Your job is to restate each entry word for word.

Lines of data

• • •

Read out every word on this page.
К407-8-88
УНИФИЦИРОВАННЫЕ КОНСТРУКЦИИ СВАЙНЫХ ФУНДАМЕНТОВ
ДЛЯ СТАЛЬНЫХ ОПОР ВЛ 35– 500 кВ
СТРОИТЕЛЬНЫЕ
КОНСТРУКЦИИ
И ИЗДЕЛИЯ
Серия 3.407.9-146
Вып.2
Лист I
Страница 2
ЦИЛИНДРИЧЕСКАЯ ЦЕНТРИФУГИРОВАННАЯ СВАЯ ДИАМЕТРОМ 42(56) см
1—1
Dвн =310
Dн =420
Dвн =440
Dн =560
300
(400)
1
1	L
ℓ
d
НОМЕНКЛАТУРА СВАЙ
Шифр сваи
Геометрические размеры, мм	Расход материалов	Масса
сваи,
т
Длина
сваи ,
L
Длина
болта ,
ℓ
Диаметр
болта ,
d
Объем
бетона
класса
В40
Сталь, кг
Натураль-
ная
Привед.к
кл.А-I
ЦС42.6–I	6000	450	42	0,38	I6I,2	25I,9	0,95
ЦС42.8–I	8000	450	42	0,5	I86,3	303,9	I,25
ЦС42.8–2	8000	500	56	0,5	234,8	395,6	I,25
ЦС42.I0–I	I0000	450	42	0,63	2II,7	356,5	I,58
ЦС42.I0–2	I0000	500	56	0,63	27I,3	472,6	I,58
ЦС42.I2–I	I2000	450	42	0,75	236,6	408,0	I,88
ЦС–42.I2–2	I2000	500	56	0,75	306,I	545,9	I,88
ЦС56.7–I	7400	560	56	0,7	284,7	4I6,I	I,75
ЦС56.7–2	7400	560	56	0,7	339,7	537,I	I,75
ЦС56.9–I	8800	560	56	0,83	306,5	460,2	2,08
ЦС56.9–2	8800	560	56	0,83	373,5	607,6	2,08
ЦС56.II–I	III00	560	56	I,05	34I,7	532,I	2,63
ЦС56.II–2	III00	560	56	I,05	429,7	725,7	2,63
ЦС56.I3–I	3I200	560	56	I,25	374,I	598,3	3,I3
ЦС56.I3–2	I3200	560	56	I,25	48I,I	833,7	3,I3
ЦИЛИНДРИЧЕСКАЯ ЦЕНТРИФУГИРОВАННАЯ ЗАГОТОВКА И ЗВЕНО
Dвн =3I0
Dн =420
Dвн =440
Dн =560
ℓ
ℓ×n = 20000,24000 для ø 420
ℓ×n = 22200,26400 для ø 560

• • •

◆ **WRITTEN RESPONSE**:
Read out every word on this page.
К407-8-88
УНИФИЦИРОВАННЫЕ КОНСТРУКЦИИ СВАЙНЫХ ФУНДАМЕНТОВ
ДЛЯ СТАЛЬНЫХ ОПОР ВЛ 35– 500 кВ
СТРОИТЕЛЬНЫЕ
КОНСТРУКЦИИ
И ИЗДЕЛИЯ
Серия 3.407.9-146
Вып.2
Лист I
Страница 2
ЦИЛИНДРИЧЕСКАЯ ЦЕНТРИФУГИРОВАННАЯ СВАЯ ДИАМЕТРОМ 42(56) см
1—1
Dвн =310
Dн =420
Dвн =440
Dн =560
300
(400)
1
1	L
ℓ
d
НОМЕНКЛАТУРА СВАЙ
Шифр сваи
Геометрические размеры, мм	Расход материалов	Масса
сваи,
т
Длина
сваи ,
L
Длина
болта ,
ℓ
Диаметр
болта ,
d
Объем
бетона
класса
В40
Сталь, кг
Натураль-
ная
Привед.к
кл.А-I
ЦС42.6–I	6000	450	42	0,38	I6I,2	25I,9	0,95
ЦС42.8–I	8000	450	42	0,5	I86,3	303,9	I,25
ЦС42.8–2	8000	500	56	0,5	234,8	395,6	I,25
ЦС42.I0–I	I0000	450	42	0,63	2II,7	356,5	I,58
ЦС42.I0–2	I0000	500	56	0,63	27I,3	472,6	I,58
ЦС42.I2–I	I2000	450	42	0,75	236,6	408,0	I,88
ЦС–42.I2–2	I2000	500	56	0,75	306,I	545,9	I,88
ЦС56.7–I	7400	560	56	0,7	284,7	4I6,I	I,75
ЦС56.7–2	7400	560	56	0,7	339,7	537,I	I,75
ЦС56.9–I	8800	560	56	0,83	306,5	460,2	2,08
ЦС56.9–2	8800	560	56	0,83	373,5	607,6	2,08
ЦС56.II–I	III00	560	56	I,05	34I,7	532,I	2,63
ЦС56.II–2	III00	560	56	I,05	429,7	725,7	2,63
ЦС56.I3–I	3I200	560	56	I,25	374,I	598,3	3,I3
ЦС56.I3–2	I3200	560	56	I,25	48I,I	833,7	3,I3
ЦИЛИНДРИЧЕСКАЯ ЦЕНТРИФУГИРОВАННАЯ ЗАГОТОВКА И ЗВЕНО
Dвн =3I0
Dн =420
Dвн =440
Dн =560
ℓ
ℓ×n = 20000,24000 для ø 420
ℓ×n = 22200,26400 для ø 560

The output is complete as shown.